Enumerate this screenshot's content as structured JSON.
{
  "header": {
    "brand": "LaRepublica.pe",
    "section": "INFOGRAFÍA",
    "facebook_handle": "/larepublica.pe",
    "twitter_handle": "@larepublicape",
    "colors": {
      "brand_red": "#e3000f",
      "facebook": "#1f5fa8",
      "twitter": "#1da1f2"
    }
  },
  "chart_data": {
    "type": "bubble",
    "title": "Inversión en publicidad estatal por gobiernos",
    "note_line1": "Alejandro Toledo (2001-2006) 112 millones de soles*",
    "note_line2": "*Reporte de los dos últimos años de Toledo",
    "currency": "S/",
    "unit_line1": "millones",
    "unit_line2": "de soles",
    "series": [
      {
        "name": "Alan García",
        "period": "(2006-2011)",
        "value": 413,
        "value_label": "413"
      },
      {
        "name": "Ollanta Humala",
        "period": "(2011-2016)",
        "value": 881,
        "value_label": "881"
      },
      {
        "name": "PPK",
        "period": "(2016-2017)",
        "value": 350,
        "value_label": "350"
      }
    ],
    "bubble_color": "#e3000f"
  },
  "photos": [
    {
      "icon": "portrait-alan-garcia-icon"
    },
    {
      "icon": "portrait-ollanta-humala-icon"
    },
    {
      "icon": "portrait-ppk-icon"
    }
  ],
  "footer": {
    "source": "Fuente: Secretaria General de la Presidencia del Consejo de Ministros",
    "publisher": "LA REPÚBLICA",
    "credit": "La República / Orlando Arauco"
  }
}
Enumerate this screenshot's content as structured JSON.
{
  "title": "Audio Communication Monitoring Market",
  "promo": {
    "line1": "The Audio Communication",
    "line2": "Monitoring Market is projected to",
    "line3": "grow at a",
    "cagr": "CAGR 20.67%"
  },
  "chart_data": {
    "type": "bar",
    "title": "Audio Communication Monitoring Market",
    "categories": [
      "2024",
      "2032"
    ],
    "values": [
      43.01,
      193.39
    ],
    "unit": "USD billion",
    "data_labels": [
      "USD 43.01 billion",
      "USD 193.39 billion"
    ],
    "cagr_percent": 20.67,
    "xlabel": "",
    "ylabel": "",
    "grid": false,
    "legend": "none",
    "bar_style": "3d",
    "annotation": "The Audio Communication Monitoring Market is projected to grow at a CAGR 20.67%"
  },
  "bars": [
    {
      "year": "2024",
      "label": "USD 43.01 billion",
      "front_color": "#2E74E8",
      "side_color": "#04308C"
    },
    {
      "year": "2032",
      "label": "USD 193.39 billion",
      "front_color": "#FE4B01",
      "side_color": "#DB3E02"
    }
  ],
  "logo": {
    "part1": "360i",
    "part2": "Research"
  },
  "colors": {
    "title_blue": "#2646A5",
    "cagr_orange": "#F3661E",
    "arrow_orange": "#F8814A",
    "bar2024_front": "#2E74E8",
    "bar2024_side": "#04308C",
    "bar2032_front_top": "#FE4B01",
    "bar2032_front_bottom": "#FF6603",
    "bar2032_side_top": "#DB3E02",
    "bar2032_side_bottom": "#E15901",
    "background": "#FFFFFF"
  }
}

····················

# WHAT YOU SHOULD DO
Write out the material exactly as given.

# WRITTEN SOLUTION
Enumerate this screenshot's content as structured JSON.
{
  "header": {
    "brand": "LaRepublica.pe",
    "section": "INFOGRAFÍA",
    "facebook_handle": "/larepublica.pe",
    "twitter_handle": "@larepublicape",
    "colors": {
      "brand_red": "#e3000f",
      "facebook": "#1f5fa8",
      "twitter": "#1da1f2"
    }
  },
  "chart_data": {
    "type": "bubble",
    "title": "Inversión en publicidad estatal por gobiernos",
    "note_line1": "Alejandro Toledo (2001-2006) 112 millones de soles*",
    "note_line2": "*Reporte de los dos últimos años de Toledo",
    "currency": "S/",
    "unit_line1": "millones",
    "unit_line2": "de soles",
    "series": [
      {
        "name": "Alan García",
        "period": "(2006-2011)",
        "value": 413,
        "value_label": "413"
      },
      {
        "name": "Ollanta Humala",
        "period": "(2011-2016)",
        "value": 881,
        "value_label": "881"
      },
      {
        "name": "PPK",
        "period": "(2016-2017)",
        "value": 350,
        "value_label": "350"
      }
    ],
    "bubble_color": "#e3000f"
  },
  "photos": [
    {
      "icon": "portrait-alan-garcia-icon"
    },
    {
      "icon": "portrait-ollanta-humala-icon"
    },
    {
      "icon": "portrait-ppk-icon"
    }
  ],
  "footer": {
    "source": "Fuente: Secretaria General de la Presidencia del Consejo de Ministros",
    "publisher": "LA REPÚBLICA",
    "credit": "La República / Orlando Arauco"
  }
}
Enumerate this screenshot's content as structured JSON.
{
  "title": "Audio Communication Monitoring Market",
  "promo": {
    "line1": "The Audio Communication",
    "line2": "Monitoring Market is projected to",
    "line3": "grow at a",
    "cagr": "CAGR 20.67%"
  },
  "chart_data": {
    "type": "bar",
    "title": "Audio Communication Monitoring Market",
    "categories": [
      "2024",
      "2032"
    ],
    "values": [
      43.01,
      193.39
    ],
    "unit": "USD billion",
    "data_labels": [
      "USD 43.01 billion",
      "USD 193.39 billion"
    ],
    "cagr_percent": 20.67,
    "xlabel": "",
    "ylabel": "",
    "grid": false,
    "legend": "none",
    "bar_style": "3d",
    "annotation": "The Audio Communication Monitoring Market is projected to grow at a CAGR 20.67%"
  },
  "bars": [
    {
      "year": "2024",
      "label": "USD 43.01 billion",
      "front_color": "#2E74E8",
      "side_color": "#04308C"
    },
    {
      "year": "2032",
      "label": "USD 193.39 billion",
      "front_color": "#FE4B01",
      "side_color": "#DB3E02"
    }
  ],
  "logo": {
    "part1": "360i",
    "part2": "Research"
  },
  "colors": {
    "title_blue": "#2646A5",
    "cagr_orange": "#F3661E",
    "arrow_orange": "#F8814A",
    "bar2024_front": "#2E74E8",
    "bar2024_side": "#04308C",
    "bar2032_front_top": "#FE4B01",
    "bar2032_front_bottom": "#FF6603",
    "bar2032_side_top": "#DB3E02",
    "bar2032_side_bottom": "#E15901",
    "background": "#FFFFFF"
  }
}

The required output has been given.